THE EXERCISE
Find every line of the listing below where "marker" appears, and copy it.

(Dataset records)
====
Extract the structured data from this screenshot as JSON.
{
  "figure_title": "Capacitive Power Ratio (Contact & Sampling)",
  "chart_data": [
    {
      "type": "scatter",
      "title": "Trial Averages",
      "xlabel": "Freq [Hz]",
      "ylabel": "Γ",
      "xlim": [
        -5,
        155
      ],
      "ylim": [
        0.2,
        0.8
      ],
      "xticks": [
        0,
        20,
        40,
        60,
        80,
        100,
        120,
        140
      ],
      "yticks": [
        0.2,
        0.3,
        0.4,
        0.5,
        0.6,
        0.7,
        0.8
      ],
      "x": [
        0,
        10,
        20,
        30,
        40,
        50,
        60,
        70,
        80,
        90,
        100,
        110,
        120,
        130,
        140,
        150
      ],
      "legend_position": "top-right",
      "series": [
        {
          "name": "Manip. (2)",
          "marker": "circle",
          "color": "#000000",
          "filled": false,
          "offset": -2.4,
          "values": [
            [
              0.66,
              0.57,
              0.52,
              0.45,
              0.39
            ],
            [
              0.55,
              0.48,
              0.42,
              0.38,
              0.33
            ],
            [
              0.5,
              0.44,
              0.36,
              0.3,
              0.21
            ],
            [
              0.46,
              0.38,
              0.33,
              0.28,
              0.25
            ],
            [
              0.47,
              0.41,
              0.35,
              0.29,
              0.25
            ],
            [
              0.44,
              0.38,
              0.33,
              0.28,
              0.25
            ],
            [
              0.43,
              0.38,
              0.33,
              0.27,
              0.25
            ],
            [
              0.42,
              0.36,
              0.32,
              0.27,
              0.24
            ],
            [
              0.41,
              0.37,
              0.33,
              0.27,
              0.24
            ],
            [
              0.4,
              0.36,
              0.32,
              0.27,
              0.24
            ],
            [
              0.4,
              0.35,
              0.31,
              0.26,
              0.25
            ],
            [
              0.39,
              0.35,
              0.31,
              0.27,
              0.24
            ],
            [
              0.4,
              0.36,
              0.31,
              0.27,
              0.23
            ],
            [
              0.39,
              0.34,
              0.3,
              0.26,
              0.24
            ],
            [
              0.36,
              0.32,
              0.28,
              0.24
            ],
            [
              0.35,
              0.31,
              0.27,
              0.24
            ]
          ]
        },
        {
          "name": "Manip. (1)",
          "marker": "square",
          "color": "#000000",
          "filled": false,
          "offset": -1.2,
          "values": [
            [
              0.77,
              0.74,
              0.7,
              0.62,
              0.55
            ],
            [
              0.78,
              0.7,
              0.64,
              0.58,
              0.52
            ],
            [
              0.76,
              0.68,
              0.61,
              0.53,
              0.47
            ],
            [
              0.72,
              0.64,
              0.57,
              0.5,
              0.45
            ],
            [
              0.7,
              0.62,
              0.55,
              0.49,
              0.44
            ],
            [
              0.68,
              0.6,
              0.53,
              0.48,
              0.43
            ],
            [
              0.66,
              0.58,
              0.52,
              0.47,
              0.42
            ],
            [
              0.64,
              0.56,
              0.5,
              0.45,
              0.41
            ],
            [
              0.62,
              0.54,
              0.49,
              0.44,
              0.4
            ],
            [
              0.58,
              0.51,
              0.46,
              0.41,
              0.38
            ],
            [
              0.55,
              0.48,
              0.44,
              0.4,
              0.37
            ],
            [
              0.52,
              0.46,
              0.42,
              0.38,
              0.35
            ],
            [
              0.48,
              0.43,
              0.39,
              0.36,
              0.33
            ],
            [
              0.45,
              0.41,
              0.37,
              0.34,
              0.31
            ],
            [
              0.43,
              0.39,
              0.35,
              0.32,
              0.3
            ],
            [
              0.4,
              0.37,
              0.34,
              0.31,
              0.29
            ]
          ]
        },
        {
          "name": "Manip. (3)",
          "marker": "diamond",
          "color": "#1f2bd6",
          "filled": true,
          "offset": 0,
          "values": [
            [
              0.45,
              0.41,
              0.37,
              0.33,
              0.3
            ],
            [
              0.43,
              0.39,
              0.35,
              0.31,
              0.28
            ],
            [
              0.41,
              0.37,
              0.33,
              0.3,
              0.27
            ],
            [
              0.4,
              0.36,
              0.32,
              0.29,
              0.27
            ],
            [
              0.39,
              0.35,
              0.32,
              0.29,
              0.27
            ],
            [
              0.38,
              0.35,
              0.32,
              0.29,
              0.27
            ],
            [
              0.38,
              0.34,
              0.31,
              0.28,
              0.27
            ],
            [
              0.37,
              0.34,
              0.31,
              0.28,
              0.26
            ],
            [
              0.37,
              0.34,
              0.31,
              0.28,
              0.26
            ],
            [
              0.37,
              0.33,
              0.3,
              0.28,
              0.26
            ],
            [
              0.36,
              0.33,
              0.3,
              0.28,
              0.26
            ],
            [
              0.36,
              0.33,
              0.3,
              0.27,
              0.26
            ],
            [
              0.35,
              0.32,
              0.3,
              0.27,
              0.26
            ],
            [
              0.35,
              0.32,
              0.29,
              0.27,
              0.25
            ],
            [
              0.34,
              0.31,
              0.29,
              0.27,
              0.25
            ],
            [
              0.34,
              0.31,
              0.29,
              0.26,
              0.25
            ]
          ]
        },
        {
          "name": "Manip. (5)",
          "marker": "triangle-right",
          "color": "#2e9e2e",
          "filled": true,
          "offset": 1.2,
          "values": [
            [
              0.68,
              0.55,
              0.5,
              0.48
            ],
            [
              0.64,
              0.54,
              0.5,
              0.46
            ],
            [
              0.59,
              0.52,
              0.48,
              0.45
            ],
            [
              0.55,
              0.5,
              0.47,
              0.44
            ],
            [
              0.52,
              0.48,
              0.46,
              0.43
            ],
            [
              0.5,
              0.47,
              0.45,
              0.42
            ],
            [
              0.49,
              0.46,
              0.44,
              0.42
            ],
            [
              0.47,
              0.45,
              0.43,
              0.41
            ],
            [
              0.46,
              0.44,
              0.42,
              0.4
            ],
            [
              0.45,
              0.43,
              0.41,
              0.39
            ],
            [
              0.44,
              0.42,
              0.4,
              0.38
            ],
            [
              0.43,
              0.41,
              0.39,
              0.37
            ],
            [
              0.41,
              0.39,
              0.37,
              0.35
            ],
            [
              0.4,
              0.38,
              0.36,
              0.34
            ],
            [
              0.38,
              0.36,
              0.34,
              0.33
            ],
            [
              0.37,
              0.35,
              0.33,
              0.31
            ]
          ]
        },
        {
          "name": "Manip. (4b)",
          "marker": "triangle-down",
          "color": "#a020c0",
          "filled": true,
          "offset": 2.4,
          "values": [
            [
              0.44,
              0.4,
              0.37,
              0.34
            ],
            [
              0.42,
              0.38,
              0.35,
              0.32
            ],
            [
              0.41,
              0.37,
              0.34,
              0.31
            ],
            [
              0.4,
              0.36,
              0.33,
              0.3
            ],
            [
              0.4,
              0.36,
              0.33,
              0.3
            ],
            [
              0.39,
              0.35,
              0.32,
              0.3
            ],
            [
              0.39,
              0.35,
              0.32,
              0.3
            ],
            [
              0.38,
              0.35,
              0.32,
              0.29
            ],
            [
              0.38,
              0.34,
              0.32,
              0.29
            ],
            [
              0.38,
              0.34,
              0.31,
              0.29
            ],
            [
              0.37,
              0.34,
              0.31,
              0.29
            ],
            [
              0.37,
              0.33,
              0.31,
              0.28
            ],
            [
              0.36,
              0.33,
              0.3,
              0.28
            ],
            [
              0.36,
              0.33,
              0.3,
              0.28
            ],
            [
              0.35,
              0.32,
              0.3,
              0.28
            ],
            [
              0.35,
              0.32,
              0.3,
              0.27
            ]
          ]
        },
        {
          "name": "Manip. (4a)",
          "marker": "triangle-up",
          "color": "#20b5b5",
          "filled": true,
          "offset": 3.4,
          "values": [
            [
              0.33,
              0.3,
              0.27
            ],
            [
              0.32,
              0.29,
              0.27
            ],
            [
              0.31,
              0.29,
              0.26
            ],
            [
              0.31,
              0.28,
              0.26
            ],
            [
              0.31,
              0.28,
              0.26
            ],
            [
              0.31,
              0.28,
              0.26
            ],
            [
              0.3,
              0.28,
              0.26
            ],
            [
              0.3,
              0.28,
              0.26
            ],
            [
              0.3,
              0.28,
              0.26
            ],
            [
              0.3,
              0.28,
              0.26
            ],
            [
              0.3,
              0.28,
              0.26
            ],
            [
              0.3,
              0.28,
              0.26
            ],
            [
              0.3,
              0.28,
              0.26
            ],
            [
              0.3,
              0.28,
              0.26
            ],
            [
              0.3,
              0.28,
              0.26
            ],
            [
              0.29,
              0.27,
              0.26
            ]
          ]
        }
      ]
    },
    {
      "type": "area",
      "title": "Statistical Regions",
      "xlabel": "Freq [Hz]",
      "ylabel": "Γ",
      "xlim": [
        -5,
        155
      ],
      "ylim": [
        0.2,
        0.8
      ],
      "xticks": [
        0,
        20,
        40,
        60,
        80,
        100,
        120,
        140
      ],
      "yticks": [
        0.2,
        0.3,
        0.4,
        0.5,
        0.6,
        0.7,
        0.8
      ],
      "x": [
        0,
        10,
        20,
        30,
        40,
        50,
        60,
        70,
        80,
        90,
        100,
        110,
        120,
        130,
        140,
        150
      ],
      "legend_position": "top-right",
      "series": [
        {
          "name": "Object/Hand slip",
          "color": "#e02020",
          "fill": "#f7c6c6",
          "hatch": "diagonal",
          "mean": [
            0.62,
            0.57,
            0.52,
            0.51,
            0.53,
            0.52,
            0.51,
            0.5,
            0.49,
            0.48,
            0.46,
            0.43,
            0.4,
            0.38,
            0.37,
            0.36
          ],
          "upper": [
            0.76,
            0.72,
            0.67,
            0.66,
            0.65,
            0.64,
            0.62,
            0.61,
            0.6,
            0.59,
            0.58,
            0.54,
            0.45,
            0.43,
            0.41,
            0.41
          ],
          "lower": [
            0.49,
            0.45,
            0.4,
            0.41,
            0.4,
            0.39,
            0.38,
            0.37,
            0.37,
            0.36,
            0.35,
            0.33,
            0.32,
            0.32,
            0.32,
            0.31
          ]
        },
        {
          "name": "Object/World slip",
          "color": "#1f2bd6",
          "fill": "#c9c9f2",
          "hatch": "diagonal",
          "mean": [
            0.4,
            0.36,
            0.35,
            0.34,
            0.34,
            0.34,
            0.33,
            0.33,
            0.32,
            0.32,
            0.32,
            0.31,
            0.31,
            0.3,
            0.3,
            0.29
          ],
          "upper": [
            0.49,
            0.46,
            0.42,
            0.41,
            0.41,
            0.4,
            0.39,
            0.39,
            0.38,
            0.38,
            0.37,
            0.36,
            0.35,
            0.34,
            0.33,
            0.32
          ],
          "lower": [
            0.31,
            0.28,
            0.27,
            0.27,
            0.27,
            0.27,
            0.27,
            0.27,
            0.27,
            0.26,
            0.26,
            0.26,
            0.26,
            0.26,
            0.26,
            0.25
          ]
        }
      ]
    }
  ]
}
====
FINAL RESULT
          "marker": "circle",
          "marker": "square",
          "marker": "diamond",
          "marker": "triangle-right",
          "marker": "triangle-down",
          "marker": "triangle-up",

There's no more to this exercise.